(Stored items)
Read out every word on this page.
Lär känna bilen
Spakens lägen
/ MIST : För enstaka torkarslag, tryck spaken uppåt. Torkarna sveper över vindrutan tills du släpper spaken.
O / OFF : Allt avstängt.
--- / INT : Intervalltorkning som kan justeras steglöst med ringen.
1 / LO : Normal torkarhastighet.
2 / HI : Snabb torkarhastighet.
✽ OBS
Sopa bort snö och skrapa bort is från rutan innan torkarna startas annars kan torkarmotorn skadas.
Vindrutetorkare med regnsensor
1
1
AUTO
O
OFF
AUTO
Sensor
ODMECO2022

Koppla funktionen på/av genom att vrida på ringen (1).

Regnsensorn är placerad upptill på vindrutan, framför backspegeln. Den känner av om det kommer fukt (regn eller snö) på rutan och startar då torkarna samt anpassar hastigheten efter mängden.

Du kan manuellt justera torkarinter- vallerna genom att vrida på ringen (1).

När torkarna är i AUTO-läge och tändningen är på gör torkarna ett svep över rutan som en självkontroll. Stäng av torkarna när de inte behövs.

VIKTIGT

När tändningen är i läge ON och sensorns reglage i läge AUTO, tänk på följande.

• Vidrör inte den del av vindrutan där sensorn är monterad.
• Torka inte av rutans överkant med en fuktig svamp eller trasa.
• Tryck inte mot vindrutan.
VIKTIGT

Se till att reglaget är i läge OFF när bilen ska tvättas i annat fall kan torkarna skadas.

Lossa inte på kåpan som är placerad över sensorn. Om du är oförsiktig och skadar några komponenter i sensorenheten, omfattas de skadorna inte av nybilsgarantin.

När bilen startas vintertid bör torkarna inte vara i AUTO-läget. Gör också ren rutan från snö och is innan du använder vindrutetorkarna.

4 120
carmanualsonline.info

Task brief
Restate the records above verbatim, omitting no line.

Answer to the problem
Read out every word on this page.
Lär känna bilen
Spakens lägen
/ MIST : För enstaka torkarslag, tryck spaken uppåt. Torkarna sveper över vindrutan tills du släpper spaken.
O / OFF : Allt avstängt.
--- / INT : Intervalltorkning som kan justeras steglöst med ringen.
1 / LO : Normal torkarhastighet.
2 / HI : Snabb torkarhastighet.
✽ OBS
Sopa bort snö och skrapa bort is från rutan innan torkarna startas annars kan torkarmotorn skadas.
Vindrutetorkare med regnsensor
1
1
AUTO
O
OFF
AUTO
Sensor
ODMECO2022

Koppla funktionen på/av genom att vrida på ringen (1).

Regnsensorn är placerad upptill på vindrutan, framför backspegeln. Den känner av om det kommer fukt (regn eller snö) på rutan och startar då torkarna samt anpassar hastigheten efter mängden.

Du kan manuellt justera torkarinter- vallerna genom att vrida på ringen (1).

När torkarna är i AUTO-läge och tändningen är på gör torkarna ett svep över rutan som en självkontroll. Stäng av torkarna när de inte behövs.

VIKTIGT

När tändningen är i läge ON och sensorns reglage i läge AUTO, tänk på följande.

• Vidrör inte den del av vindrutan där sensorn är monterad.
• Torka inte av rutans överkant med en fuktig svamp eller trasa.
• Tryck inte mot vindrutan.
VIKTIGT

Se till att reglaget är i läge OFF när bilen ska tvättas i annat fall kan torkarna skadas.

Lossa inte på kåpan som är placerad över sensorn. Om du är oförsiktig och skadar några komponenter i sensorenheten, omfattas de skadorna inte av nybilsgarantin.

När bilen startas vintertid bör torkarna inte vara i AUTO-läget. Gör också ren rutan från snö och is innan du använder vindrutetorkarna.

4 120
carmanualsonline.info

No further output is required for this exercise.